▸ **Source extract**:
PeakStream, plus a story

This begins as a product announcement, but is really just a clumsy way of introducing a story.

Flipping through my usual news sources, I’ve seen a couple articles about PeakStream, a company which has a set of software products for creation of high performance code for GPUS. Normally, such a thing would be of mild interest to me, but as I read some more, I realized that one of the brains behind the company is Stanford professor Pat Hanrahan, a name which is familiar to most in the computer graphics industry, and a name which has played a role in my own career.

Back in 1989 I had just graduated with a Masters in Computer Science from the University of Oregon. I had gone on a number of interviews without much success, but then flew to New Jersey to interview for a position in scientific visualization at the Department of Applied Mathematics at Princeton. Over the next year and a half, I helped a number of their staff to create animated visualizations of fluid flow simulations (a topic which, admittedly, I know very little about even now), mostly by writing simple renderers to display particle and flow line data, and such mundane tasks as writing control software for Lyon Lamb controllers for video controllers and dubbing video tapes.

▸ **Assignment 1**:
Decide whether each statement agrees with the PeakStream post, answering yes or no and quoting the deciding words: (a) Pat Hanrahan is a professor at Stanford. (b) The writer earned a Masters in Computer Science from Princeton. (c) The writer now knows a great deal about fluid flow simulations.
▸ **Assignment 2**:
Change part of the PeakStream post, writing "Princeton University" in place of "Princeton": begin at the words "Back in 1989" and stop after "dubbing video tapes.".
▸ **Assignment 3**:
Carry the PeakStream post forward from its last sentence.

[Dataset entries]
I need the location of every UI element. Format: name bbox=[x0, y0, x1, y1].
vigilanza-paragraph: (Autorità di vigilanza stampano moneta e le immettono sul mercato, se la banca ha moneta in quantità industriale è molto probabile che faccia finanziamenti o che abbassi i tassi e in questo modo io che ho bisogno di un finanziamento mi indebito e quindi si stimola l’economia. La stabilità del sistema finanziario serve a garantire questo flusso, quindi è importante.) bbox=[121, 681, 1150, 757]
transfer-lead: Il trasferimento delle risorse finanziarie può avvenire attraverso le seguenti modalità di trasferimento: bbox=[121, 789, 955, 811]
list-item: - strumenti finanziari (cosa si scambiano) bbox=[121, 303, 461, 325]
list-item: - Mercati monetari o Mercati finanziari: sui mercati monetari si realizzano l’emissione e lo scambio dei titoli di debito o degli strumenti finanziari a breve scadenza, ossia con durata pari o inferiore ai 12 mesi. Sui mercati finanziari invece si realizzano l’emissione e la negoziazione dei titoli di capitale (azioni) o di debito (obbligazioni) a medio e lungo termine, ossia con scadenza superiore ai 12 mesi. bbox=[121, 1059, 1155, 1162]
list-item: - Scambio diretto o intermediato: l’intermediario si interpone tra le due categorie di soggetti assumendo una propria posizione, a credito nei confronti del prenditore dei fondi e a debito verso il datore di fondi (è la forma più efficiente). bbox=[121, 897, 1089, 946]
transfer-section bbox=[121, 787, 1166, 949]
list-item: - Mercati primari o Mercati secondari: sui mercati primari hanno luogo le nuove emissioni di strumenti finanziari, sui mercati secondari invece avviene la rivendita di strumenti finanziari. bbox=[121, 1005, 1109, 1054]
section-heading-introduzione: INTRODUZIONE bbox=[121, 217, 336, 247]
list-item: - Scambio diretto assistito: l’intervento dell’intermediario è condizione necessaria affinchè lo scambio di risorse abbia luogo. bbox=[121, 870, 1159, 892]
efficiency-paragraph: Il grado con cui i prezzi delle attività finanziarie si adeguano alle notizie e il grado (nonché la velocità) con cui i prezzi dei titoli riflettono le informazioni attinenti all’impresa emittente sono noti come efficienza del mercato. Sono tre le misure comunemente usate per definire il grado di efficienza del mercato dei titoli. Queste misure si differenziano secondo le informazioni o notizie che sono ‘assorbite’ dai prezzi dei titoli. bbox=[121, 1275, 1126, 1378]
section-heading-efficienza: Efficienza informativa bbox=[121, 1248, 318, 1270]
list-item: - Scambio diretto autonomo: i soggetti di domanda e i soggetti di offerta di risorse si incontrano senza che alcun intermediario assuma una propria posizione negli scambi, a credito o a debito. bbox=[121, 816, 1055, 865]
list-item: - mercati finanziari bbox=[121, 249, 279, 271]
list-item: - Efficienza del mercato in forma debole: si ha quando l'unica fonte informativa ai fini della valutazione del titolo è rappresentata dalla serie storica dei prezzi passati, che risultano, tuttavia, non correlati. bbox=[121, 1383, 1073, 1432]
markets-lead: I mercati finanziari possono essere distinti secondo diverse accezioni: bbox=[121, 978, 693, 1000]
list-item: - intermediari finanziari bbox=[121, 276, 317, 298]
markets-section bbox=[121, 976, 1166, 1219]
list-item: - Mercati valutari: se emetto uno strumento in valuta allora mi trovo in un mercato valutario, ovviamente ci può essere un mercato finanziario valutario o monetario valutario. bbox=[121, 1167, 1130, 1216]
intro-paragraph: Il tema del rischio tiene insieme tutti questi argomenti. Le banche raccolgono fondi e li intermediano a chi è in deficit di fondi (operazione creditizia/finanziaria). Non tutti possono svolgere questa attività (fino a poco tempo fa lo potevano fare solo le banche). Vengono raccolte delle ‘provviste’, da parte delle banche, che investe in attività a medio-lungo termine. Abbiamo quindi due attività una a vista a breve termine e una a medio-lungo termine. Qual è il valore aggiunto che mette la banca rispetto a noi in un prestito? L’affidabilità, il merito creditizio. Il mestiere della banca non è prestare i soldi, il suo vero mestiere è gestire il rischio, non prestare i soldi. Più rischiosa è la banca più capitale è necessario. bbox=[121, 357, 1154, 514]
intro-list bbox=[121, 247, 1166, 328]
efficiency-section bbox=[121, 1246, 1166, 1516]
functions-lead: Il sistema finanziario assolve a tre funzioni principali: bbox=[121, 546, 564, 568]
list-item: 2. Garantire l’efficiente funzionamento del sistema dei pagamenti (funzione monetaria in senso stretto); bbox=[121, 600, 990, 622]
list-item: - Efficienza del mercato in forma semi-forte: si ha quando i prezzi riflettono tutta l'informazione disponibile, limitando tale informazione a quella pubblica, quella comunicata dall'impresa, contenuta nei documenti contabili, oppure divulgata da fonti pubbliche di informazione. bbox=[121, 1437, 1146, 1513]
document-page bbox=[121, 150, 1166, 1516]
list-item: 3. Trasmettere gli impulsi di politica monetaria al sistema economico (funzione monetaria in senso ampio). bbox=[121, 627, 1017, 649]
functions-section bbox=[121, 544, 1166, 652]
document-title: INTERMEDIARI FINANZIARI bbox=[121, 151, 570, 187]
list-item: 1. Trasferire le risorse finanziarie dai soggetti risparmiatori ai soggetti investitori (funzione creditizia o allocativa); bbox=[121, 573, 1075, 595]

▸ **Output 1**:
(a) Yes: "Stanford professor Pat Hanrahan"
(b) No: "graduated with a Masters in Computer Science from the University of Oregon"
(c) No: "a topic which, admittedly, I know very little about even now"

▸ **Output 2**:
Back in 1989 I had just graduated with a Masters in Computer Science from the University of Oregon. I had gone on a number of interviews without much success, but then flew to New Jersey to interview for a position in scientific visualization at the Department of Applied Mathematics at Princeton University. Over the next year and a half, I helped a number of their staff to create animated visualizations of fluid flow simulations (a topic which, admittedly, I know very little about even now), mostly by writing simple renderers to display particle and flow line data, and such mundane tasks as writing control software for Lyon Lamb controllers for video controllers and dubbing video tapes.

▸ **Output 3**:
But somewhat coincidently, I had arrived at the time that Pat Hanrahan had signed on to create a computer graphics lab at Princeton. I remember our first meeting at P J’s Pancakes in Princeton, where we discovered that we had a number of interests in common. Over the period of a few months, I’d drop in on him and have a peek into what he was doing, and sat in on some of his undergraduate lectures, where I must admit that I learned quite a bit: after all, I was almost entirely self-taught in computer graphics, and let’s face it, it is hard to spot your weaknesses when you have only yourself to rely on.

The thing that amazed me most about Pat was his amazing breadth of knowledge, and the seemingly effortless way that he unified seemingly widely different disciplines and created new ideas from the result. The most memorable of these was on the day that I walked into his office and he demonstrated his first program that did rapid hierarchical radiosity. He had a cube environment with a triangle blocker on the screen, clicked a button, and within a second, a complete radiosity solution was calculated on what was probably an SGI 4D25 or so. I was amazed. What was even more amazing was his explanation. A half an hour later, as he explained how it was related to n-body simulation (a subject with which I was not completely unfamiliar) and how these systems resulted in block structured matrices that could be efficiently solved, I was blown away.

As I recall, that was one of probably five or six papers he was working on at the time.

I consider him to be certainly one of if not the smartest guys I’ve ever met.

By the time 1991 rolled around, I had tired of feeding VCRs and was seeking new employment. Due in some measure to the strength of Pat’s recommendation, I secured an interview and later a job at Pixar. And, the rest, they say, is history.